[start Material to process]
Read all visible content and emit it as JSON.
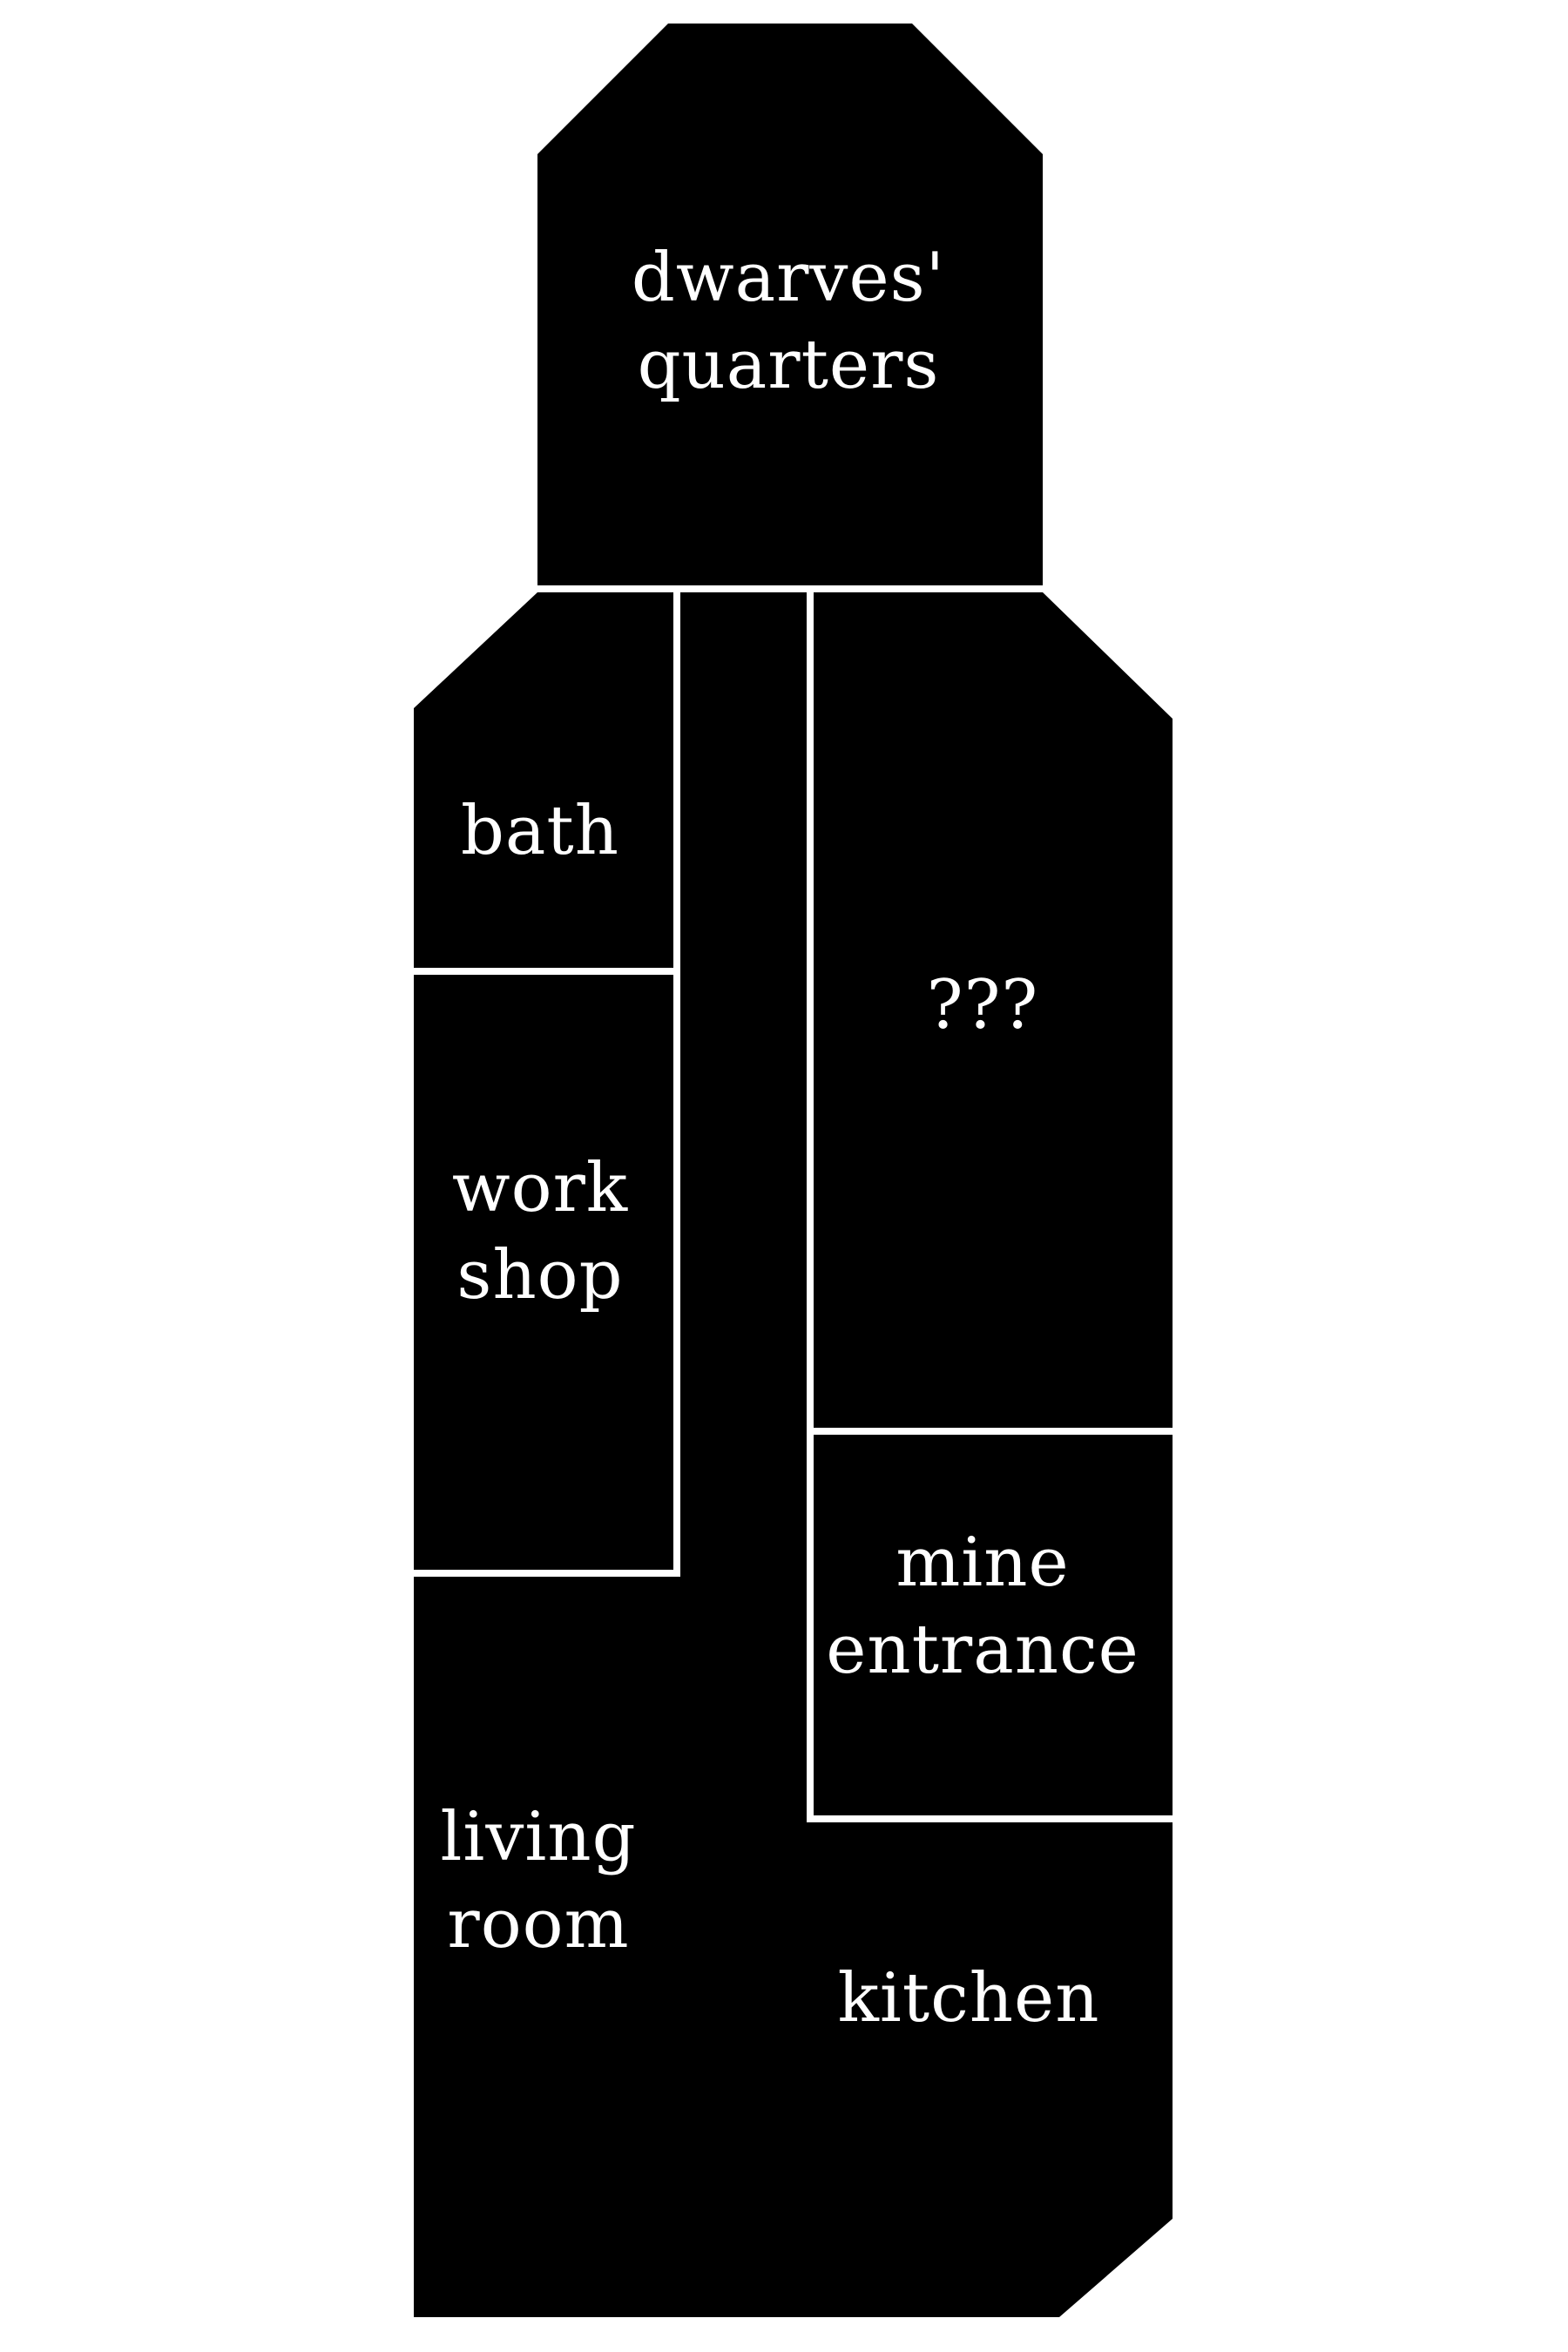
{
  "colors": {
    "background": "#ffffff",
    "room_fill": "#000000",
    "wall_lines": "#ffffff",
    "label_text": "#ffffff"
  },
  "rooms": {
    "dwarves_quarters": {
      "line1": "dwarves'",
      "line2": "quarters"
    },
    "bath": {
      "line1": "bath"
    },
    "workshop": {
      "line1": "work",
      "line2": "shop"
    },
    "unknown": {
      "line1": "???"
    },
    "mine_entrance": {
      "line1": "mine",
      "line2": "entrance"
    },
    "living_room": {
      "line1": "living",
      "line2": "room"
    },
    "kitchen": {
      "line1": "kitchen"
    }
  }
}
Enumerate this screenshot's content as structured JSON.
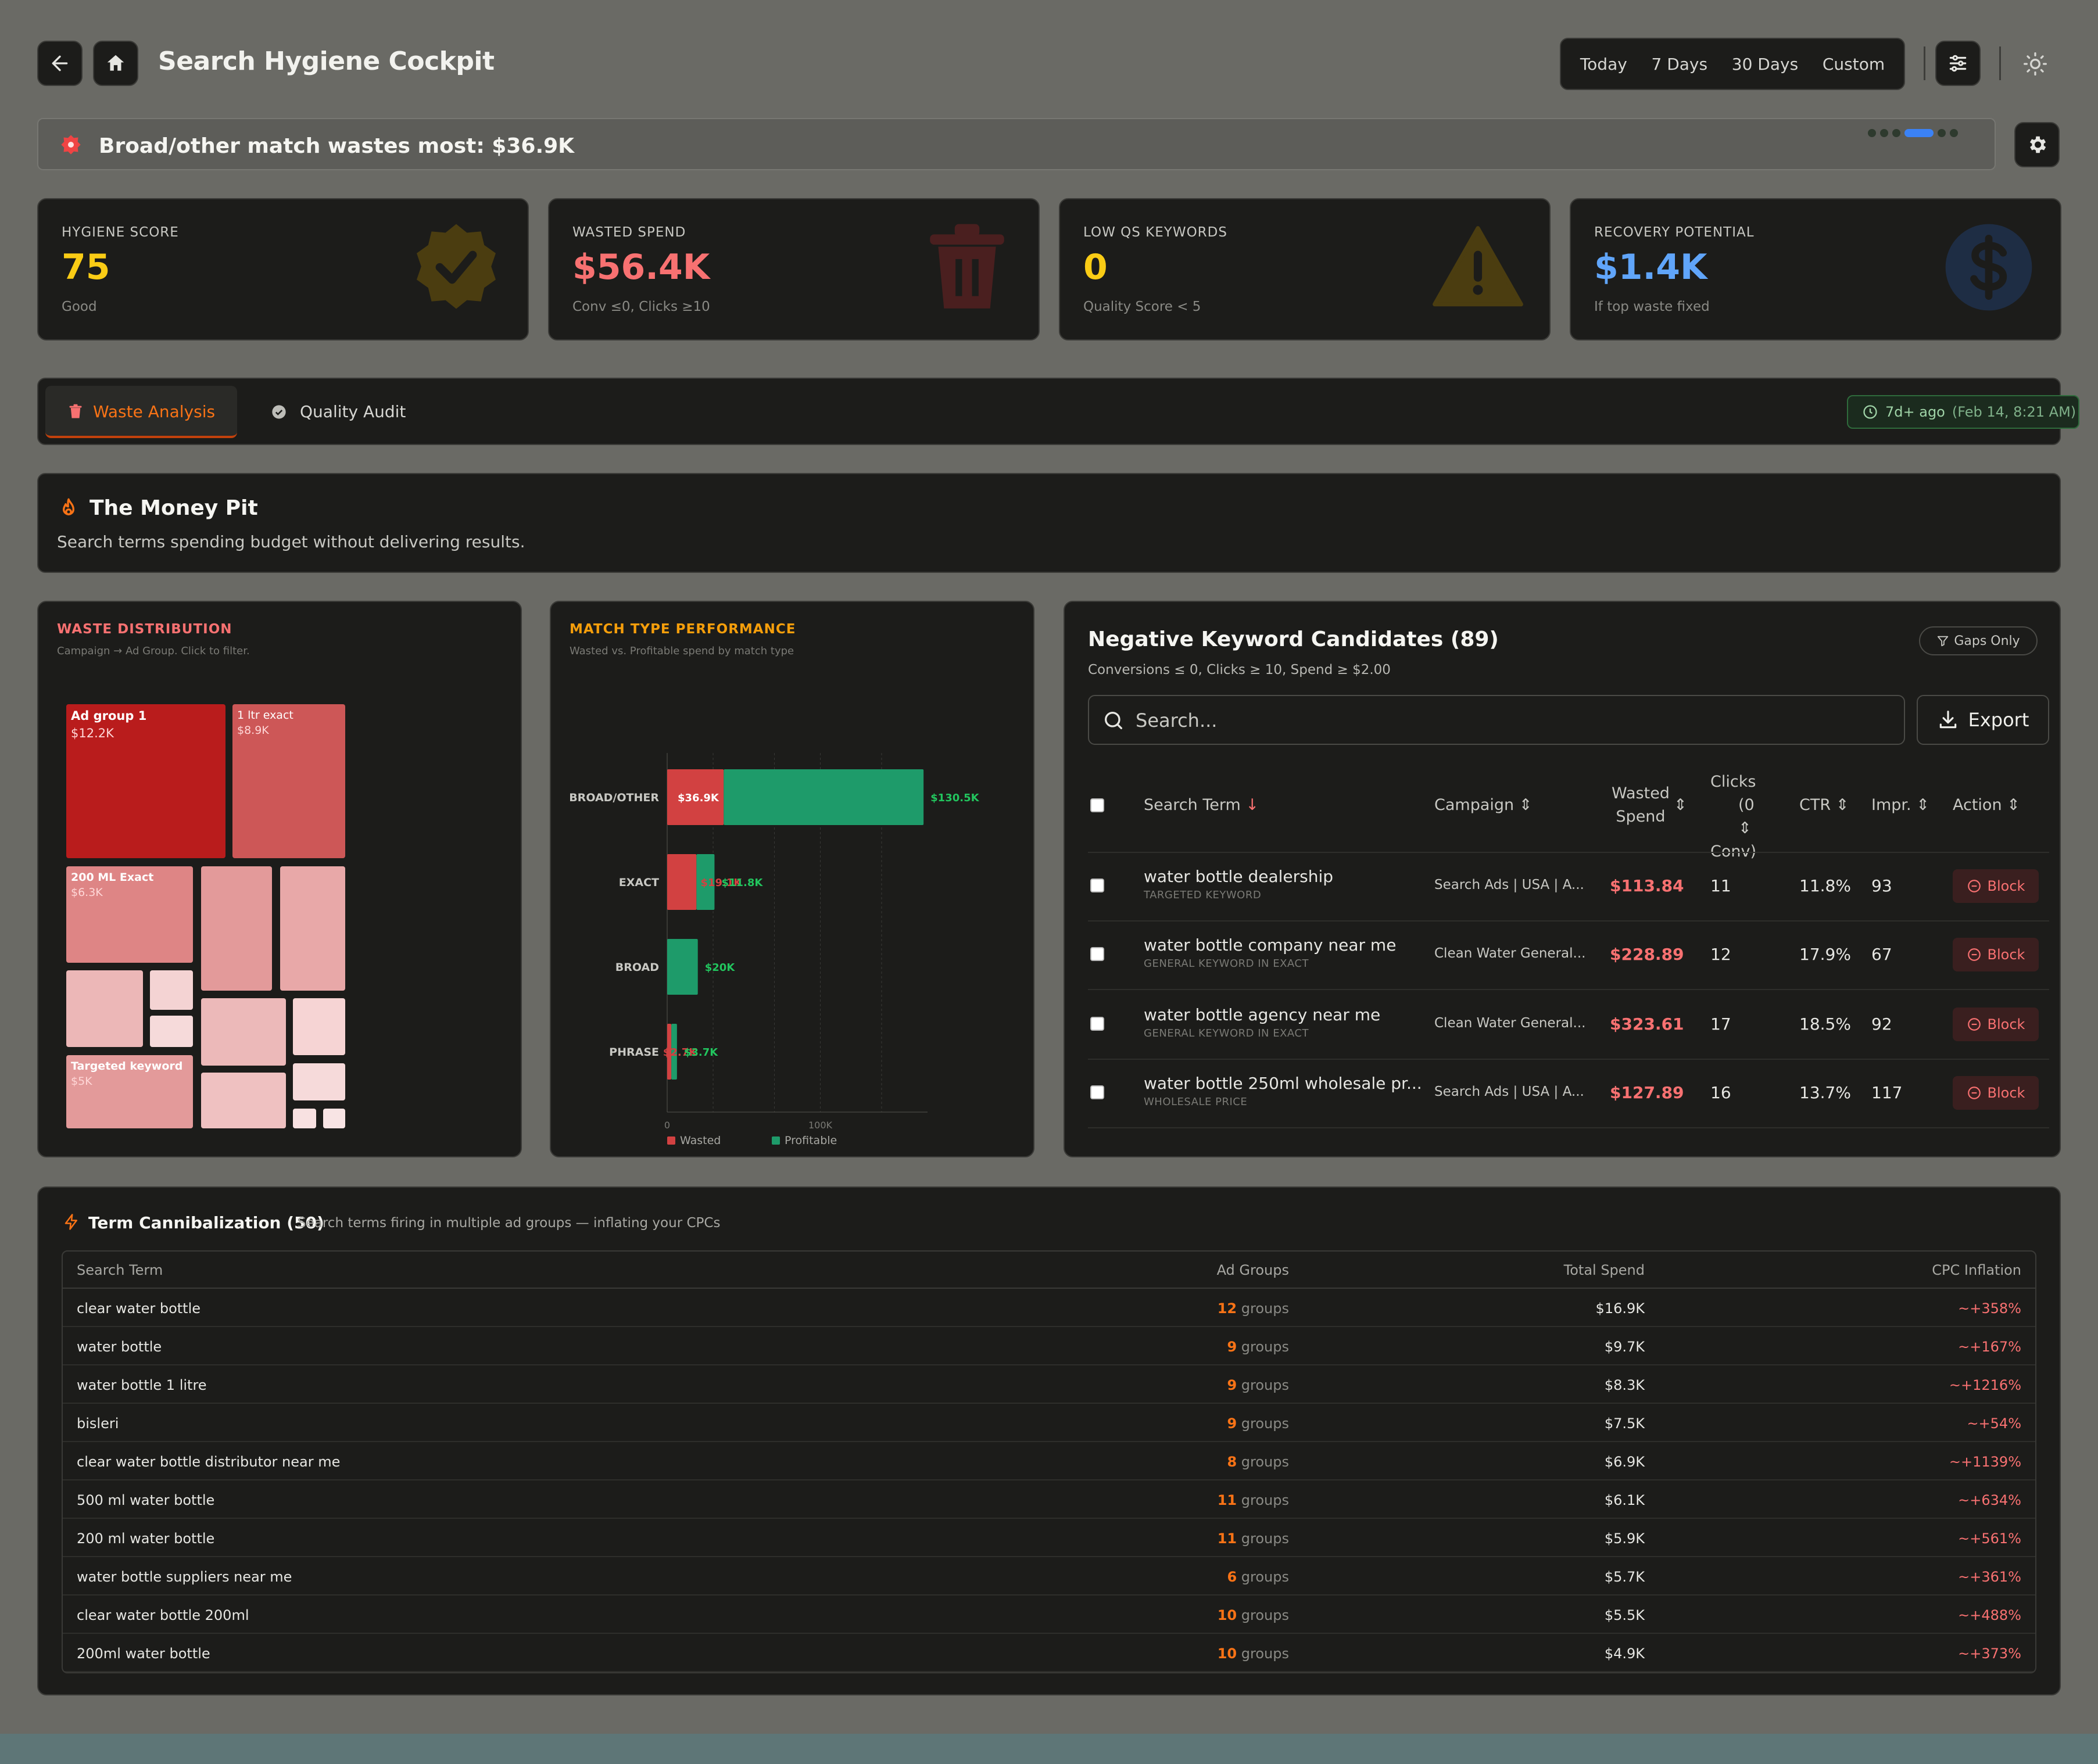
[end Material to process]
• _Description of the task_
Pictures appear in the records above. Output everything except them, exactly.

• _Result below_
Read all visible content and emit it as JSON.
{
  "colors": {
    "background": "#ffffff",
    "room_fill": "#000000",
    "wall_lines": "#ffffff",
    "label_text": "#ffffff"
  },
  "rooms": {
    "dwarves_quarters": {
      "line1": "dwarves'",
      "line2": "quarters"
    },
    "bath": {
      "line1": "bath"
    },
    "workshop": {
      "line1": "work",
      "line2": "shop"
    },
    "unknown": {
      "line1": "???"
    },
    "mine_entrance": {
      "line1": "mine",
      "line2": "entrance"
    },
    "living_room": {
      "line1": "living",
      "line2": "room"
    },
    "kitchen": {
      "line1": "kitchen"
    }
  }
}
Enumerate this screenshot's content as structured JSON.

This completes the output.